§ **WHAT TO WORK ON**
Write out all lines holding the word "podle".

-- start INPUT MATERIAL --

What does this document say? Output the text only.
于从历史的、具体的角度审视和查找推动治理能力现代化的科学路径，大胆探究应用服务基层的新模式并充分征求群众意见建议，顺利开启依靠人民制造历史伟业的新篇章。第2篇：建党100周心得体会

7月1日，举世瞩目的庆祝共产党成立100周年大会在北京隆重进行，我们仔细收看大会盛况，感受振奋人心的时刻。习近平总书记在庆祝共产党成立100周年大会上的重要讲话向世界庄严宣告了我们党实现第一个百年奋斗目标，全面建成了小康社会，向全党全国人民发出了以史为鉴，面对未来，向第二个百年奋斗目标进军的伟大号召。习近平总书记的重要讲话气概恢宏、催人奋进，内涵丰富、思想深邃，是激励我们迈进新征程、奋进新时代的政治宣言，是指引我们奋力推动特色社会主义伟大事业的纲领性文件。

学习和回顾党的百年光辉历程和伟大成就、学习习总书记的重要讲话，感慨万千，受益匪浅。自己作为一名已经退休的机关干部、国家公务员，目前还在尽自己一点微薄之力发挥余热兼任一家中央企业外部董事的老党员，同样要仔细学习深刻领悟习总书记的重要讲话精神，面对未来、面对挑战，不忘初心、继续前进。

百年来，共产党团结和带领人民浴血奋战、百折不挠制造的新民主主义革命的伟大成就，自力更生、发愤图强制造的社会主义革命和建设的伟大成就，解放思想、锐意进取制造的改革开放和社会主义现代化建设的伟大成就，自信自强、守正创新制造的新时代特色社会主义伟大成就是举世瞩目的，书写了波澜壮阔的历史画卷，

-- end INPUT MATERIAL --
-- start INPUT MATERIAL --

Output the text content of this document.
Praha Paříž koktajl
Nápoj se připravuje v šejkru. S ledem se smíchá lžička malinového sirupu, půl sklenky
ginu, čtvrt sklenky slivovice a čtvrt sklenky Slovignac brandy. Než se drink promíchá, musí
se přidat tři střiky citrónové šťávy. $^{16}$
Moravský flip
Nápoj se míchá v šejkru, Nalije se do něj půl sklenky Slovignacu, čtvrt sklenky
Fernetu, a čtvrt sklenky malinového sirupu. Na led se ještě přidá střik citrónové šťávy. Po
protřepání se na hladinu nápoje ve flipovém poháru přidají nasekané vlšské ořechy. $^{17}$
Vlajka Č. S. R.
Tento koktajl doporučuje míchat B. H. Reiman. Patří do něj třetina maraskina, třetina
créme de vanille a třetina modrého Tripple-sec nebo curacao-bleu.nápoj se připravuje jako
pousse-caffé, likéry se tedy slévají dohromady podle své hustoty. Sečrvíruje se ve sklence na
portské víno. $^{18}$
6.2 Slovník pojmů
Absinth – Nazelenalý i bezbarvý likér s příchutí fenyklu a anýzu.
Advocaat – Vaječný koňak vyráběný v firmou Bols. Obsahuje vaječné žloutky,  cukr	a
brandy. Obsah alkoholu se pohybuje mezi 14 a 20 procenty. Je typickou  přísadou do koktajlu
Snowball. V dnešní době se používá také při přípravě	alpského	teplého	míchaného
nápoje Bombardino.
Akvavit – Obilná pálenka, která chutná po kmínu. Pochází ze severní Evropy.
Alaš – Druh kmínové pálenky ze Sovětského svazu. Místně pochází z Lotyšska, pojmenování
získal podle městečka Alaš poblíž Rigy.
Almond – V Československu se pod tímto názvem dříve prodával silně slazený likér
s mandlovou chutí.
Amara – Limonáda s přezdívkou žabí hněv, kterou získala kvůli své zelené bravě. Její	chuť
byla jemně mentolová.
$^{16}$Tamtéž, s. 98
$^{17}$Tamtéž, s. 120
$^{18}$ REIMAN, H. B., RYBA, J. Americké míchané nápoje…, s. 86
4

-- end INPUT MATERIAL --

§ **SOLUTION FOR THIS TASK**
pousse-caffé, likéry se tedy slévají dohromady podle své hustoty. Sečrvíruje se ve sklence na
získal podle městečka Alaš poblíž Rigy.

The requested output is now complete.